» **Exercise objective**
Look through the material below. Copy every line with the string "FIML" in it.

Figure contents as structured data:
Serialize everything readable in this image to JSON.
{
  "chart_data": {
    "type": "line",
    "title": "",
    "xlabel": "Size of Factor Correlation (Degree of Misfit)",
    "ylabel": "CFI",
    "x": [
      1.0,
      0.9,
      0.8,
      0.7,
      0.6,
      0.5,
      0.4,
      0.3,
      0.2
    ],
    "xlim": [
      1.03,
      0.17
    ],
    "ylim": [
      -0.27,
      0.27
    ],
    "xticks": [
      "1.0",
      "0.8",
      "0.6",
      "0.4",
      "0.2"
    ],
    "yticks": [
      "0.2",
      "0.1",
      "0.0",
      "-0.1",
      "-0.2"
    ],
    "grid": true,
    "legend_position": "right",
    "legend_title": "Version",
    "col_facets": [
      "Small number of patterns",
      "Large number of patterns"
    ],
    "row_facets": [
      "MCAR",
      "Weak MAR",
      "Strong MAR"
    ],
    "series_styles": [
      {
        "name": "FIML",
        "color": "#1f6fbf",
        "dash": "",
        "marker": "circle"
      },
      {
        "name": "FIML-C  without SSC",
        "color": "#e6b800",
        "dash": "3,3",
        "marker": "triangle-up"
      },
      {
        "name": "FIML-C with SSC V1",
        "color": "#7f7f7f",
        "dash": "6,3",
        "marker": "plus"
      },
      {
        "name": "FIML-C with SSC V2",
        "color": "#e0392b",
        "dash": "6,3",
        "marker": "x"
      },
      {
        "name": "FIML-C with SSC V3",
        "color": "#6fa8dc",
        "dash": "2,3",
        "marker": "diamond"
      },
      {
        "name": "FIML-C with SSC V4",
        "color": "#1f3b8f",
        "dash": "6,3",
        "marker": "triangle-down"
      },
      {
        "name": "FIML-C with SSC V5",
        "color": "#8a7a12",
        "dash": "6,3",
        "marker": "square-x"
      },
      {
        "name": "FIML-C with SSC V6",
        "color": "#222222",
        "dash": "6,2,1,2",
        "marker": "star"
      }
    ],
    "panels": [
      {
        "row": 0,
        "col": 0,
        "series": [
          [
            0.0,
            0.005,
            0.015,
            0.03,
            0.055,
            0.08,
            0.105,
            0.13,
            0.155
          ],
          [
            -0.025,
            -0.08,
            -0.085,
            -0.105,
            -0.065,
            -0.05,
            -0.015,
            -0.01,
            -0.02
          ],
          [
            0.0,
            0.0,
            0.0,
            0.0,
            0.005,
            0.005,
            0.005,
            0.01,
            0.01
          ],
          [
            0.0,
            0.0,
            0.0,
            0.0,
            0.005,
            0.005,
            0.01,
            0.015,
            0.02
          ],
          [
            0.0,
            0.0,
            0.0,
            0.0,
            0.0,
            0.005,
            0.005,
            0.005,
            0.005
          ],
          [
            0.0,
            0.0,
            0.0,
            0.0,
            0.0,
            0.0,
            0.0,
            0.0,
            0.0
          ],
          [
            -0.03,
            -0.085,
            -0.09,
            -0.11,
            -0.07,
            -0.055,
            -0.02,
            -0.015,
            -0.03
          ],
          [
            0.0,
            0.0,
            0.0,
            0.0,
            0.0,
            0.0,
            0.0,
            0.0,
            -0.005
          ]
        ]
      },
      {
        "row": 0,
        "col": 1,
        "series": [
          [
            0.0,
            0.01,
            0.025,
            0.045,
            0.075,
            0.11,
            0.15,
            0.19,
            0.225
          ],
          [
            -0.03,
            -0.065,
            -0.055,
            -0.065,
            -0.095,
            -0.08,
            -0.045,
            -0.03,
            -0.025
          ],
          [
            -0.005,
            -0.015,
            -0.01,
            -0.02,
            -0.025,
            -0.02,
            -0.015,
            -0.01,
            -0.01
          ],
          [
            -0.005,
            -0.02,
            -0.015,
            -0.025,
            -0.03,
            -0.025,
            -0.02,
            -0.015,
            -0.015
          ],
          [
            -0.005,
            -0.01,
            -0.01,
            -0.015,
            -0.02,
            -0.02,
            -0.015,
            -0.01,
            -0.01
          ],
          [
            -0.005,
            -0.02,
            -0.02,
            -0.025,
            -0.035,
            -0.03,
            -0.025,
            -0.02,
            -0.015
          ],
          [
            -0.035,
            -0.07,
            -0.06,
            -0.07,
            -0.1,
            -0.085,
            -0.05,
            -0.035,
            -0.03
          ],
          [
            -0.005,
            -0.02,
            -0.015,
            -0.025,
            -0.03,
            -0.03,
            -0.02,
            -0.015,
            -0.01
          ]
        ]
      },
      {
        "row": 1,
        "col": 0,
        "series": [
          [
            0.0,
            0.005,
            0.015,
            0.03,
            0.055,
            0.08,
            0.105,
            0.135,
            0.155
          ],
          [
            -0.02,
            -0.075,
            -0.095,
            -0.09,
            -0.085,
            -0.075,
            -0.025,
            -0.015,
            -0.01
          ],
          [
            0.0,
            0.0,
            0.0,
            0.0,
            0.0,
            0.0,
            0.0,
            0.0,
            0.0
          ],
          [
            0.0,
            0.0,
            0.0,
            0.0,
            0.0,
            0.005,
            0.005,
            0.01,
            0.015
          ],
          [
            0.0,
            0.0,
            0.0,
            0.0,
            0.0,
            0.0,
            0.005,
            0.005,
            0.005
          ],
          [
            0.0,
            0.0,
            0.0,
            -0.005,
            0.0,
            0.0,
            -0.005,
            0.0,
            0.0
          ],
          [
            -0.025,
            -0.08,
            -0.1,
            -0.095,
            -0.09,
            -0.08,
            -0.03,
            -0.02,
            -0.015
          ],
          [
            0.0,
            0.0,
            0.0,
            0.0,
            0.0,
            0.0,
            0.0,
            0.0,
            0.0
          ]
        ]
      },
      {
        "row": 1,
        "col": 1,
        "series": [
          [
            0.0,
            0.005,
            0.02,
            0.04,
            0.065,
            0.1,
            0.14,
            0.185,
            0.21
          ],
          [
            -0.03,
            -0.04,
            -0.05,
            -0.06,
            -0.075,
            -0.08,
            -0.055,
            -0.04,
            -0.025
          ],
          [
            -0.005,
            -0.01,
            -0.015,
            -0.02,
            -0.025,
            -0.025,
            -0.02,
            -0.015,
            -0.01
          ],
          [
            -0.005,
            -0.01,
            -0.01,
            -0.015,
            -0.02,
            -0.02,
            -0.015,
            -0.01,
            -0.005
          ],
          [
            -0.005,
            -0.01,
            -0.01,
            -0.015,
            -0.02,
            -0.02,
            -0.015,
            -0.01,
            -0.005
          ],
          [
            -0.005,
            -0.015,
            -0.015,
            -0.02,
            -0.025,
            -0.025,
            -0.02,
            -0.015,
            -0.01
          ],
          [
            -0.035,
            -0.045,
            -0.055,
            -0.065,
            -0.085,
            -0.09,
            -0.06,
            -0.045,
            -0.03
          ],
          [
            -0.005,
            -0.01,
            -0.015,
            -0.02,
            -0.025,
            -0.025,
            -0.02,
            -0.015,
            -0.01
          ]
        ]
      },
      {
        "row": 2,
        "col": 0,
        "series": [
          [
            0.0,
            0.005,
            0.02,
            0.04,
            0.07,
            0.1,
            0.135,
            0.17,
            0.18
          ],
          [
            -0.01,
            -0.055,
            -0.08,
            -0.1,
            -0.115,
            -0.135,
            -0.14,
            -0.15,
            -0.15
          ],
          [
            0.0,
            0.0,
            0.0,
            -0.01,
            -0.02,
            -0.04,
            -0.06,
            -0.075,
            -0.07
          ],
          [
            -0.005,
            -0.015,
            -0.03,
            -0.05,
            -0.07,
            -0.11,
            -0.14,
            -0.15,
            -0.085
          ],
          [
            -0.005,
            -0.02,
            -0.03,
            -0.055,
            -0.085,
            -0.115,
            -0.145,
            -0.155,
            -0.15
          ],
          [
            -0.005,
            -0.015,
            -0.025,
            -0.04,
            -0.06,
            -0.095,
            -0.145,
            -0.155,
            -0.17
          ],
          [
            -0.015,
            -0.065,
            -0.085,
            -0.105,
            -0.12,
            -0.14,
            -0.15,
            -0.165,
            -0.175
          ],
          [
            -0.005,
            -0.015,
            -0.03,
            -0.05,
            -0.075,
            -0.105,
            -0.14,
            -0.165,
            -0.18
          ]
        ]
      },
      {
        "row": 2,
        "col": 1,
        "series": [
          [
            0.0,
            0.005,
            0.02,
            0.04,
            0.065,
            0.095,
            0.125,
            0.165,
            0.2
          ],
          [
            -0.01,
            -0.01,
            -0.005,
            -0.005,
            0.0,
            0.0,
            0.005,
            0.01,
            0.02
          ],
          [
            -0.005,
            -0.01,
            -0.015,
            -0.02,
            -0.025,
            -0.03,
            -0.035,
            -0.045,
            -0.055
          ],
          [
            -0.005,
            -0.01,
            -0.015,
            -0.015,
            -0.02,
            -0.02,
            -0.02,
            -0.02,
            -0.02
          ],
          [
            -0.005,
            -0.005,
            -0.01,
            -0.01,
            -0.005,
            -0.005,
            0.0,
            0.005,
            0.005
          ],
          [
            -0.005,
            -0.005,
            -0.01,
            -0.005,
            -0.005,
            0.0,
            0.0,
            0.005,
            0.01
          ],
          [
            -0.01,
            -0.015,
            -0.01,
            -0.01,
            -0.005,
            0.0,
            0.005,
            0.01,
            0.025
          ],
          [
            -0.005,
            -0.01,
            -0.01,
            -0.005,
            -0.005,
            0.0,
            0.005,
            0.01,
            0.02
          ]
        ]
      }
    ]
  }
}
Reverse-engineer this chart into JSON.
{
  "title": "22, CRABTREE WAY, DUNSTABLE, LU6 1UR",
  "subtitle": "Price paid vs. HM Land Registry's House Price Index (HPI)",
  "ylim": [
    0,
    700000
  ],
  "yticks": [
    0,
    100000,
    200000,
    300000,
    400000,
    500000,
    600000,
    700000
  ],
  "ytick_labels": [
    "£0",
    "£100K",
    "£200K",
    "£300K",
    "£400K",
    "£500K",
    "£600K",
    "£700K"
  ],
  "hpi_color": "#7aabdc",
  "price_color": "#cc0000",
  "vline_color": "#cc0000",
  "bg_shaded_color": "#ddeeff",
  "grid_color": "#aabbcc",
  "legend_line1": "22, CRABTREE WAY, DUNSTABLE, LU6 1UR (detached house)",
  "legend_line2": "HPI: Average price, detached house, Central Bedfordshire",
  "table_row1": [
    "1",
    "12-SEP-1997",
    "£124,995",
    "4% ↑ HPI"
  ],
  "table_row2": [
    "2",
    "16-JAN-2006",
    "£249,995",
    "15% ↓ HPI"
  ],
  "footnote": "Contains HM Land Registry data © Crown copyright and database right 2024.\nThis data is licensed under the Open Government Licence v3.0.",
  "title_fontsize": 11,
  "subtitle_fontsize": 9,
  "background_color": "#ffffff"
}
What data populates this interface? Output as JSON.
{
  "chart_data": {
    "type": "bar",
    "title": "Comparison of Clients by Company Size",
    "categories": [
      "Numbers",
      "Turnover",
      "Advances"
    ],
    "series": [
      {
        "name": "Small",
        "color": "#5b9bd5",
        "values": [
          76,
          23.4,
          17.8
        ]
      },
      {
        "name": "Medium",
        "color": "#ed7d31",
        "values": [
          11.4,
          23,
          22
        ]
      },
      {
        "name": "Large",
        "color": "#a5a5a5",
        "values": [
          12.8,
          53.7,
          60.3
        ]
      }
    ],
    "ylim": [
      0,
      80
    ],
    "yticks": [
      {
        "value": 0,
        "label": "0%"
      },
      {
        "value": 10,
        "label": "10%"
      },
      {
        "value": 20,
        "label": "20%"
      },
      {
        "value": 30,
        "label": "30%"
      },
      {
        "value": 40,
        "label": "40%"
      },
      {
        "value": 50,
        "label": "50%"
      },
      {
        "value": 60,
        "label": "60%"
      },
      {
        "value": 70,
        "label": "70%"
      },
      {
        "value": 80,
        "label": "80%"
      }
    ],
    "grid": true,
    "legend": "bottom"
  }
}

» **Solution to the problem**
        "name": "FIML",
        "name": "FIML-C  without SSC",
        "name": "FIML-C with SSC V1",
        "name": "FIML-C with SSC V2",
        "name": "FIML-C with SSC V3",
        "name": "FIML-C with SSC V4",
        "name": "FIML-C with SSC V5",
        "name": "FIML-C with SSC V6",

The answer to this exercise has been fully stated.